**Objective**
Copy all lines of the listing that include the string "text".

**Dataset rows**
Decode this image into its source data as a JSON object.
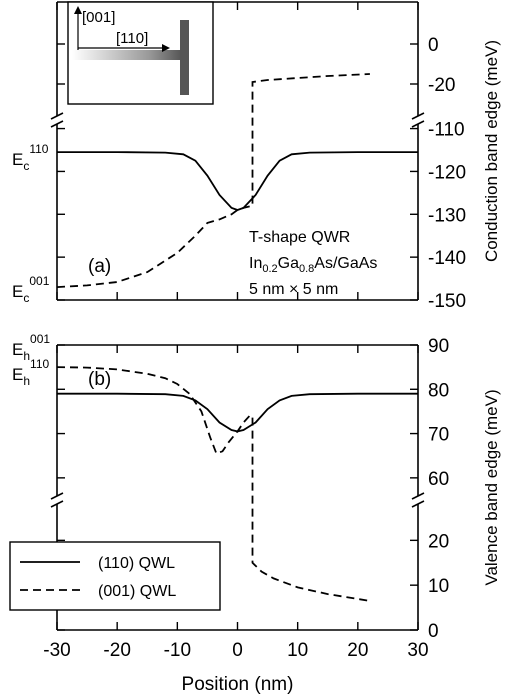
{
  "chart_data": [
    {
      "type": "line",
      "panel_label": "(a)",
      "y_title": "Conduction band edge (meV)",
      "y_segments": [
        {
          "ylim": [
            -38,
            21
          ],
          "yticks": [
            0,
            -20
          ]
        },
        {
          "ylim": [
            -150,
            -108
          ],
          "yticks": [
            -110,
            -120,
            -130,
            -140,
            -150
          ]
        }
      ],
      "xlim": [
        -30,
        30
      ],
      "xticks": [
        -30,
        -20,
        -10,
        0,
        10,
        20,
        30
      ],
      "left_labels": [
        {
          "base": "E",
          "sub": "c",
          "sup": "110"
        },
        {
          "base": "E",
          "sub": "c",
          "sup": "001"
        }
      ],
      "annotations": [
        [
          {
            "text": "T-shape QWR"
          }
        ],
        [
          {
            "text": "In"
          },
          {
            "sub": "0.2"
          },
          {
            "text": "Ga"
          },
          {
            "sub": "0.8"
          },
          {
            "text": "As/GaAs"
          }
        ],
        [
          {
            "text": "5 nm × 5 nm"
          }
        ]
      ],
      "inset_labels": [
        "[001]",
        "[110]"
      ],
      "series": [
        {
          "style": "solid",
          "color": "#000000",
          "x": [
            -30,
            -20,
            -12,
            -9,
            -7,
            -5,
            -3,
            -1,
            0,
            1,
            3,
            5,
            7,
            9,
            12,
            20,
            30
          ],
          "values": [
            -115.5,
            -115.5,
            -115.6,
            -116,
            -117.5,
            -121,
            -125.5,
            -128.5,
            -129,
            -128.5,
            -125.5,
            -121,
            -117.5,
            -116,
            -115.6,
            -115.5,
            -115.5
          ]
        },
        {
          "style": "dashed",
          "color": "#000000",
          "x": [
            -30,
            -25,
            -20,
            -15,
            -10,
            -7,
            -5,
            -3,
            -1,
            0,
            1,
            2.5,
            2.5,
            5,
            10,
            15,
            22
          ],
          "values": [
            -147,
            -146.6,
            -145.8,
            -143.5,
            -139,
            -135,
            -132,
            -131.2,
            -130,
            -129,
            -128.5,
            -128,
            -19,
            -18,
            -17,
            -16,
            -15
          ]
        }
      ]
    },
    {
      "type": "line",
      "panel_label": "(b)",
      "y_title": "Valence band edge (meV)",
      "x_title": "Position (nm)",
      "y_segments": [
        {
          "ylim": [
            55,
            90
          ],
          "yticks": [
            90,
            80,
            70,
            60
          ]
        },
        {
          "ylim": [
            0,
            29
          ],
          "yticks": [
            20,
            10,
            0
          ]
        }
      ],
      "xlim": [
        -30,
        30
      ],
      "xticks": [
        -30,
        -20,
        -10,
        0,
        10,
        20,
        30
      ],
      "left_labels": [
        {
          "base": "E",
          "sub": "h",
          "sup": "001"
        },
        {
          "base": "E",
          "sub": "h",
          "sup": "110"
        }
      ],
      "series": [
        {
          "name": "(110) QWL",
          "style": "solid",
          "color": "#000000",
          "x": [
            -30,
            -20,
            -12,
            -9,
            -7,
            -5,
            -3,
            -1,
            0,
            1,
            3,
            5,
            7,
            9,
            12,
            20,
            30
          ],
          "values": [
            79,
            79,
            78.9,
            78.5,
            77.5,
            75.5,
            72.5,
            70.8,
            70.5,
            70.8,
            72.5,
            75.5,
            77.5,
            78.5,
            78.9,
            79,
            79
          ]
        },
        {
          "name": "(001) QWL",
          "style": "dashed",
          "color": "#000000",
          "x": [
            -30,
            -25,
            -20,
            -15,
            -12,
            -10,
            -8,
            -6,
            -4.5,
            -3.5,
            -2.5,
            -1.5,
            0,
            1,
            2,
            2.5,
            2.5,
            4,
            6,
            10,
            15,
            22
          ],
          "values": [
            85,
            84.9,
            84.5,
            83.5,
            82.5,
            81.2,
            79,
            75,
            69,
            65.5,
            66,
            68,
            70.5,
            72.5,
            74,
            74,
            15,
            13,
            11.5,
            9.5,
            8,
            6.5
          ]
        }
      ]
    }
  ]
}
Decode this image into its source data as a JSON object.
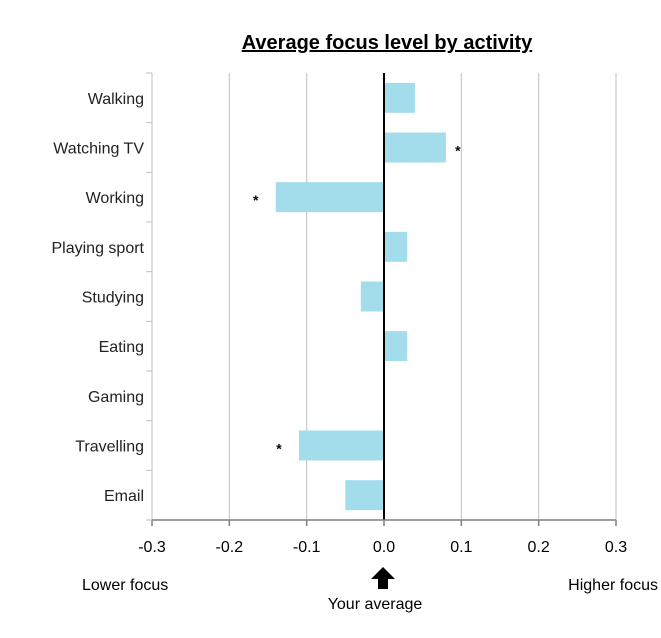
{
  "chart_data": {
    "type": "bar",
    "orientation": "horizontal",
    "title": "Average focus level by activity",
    "categories": [
      "Walking",
      "Watching TV",
      "Working",
      "Playing sport",
      "Studying",
      "Eating",
      "Gaming",
      "Travelling",
      "Email"
    ],
    "values": [
      0.04,
      0.08,
      -0.14,
      0.03,
      -0.03,
      0.03,
      0,
      -0.11,
      -0.05
    ],
    "significant": [
      false,
      true,
      true,
      false,
      false,
      false,
      false,
      true,
      false
    ],
    "significance_marker": "*",
    "xlim": [
      -0.3,
      0.3
    ],
    "xticks": [
      -0.3,
      -0.2,
      -0.1,
      0.0,
      0.1,
      0.2,
      0.3
    ],
    "xtick_labels": [
      "-0.3",
      "-0.2",
      "-0.1",
      "0.0",
      "0.1",
      "0.2",
      "0.3"
    ],
    "grid": "vertical",
    "bar_color": "#a3dcea",
    "baseline_color": "#000000",
    "grid_color": "#bfbfbf",
    "annotations": {
      "lower": "Lower focus",
      "higher": "Higher focus",
      "average": "Your average"
    },
    "arrow_icon": "up-arrow-icon"
  }
}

**Result**
            "text": "T-shape QWR"
            "text": "In"
            "text": "Ga"
            "text": "As/GaAs"
            "text": "5 nm × 5 nm"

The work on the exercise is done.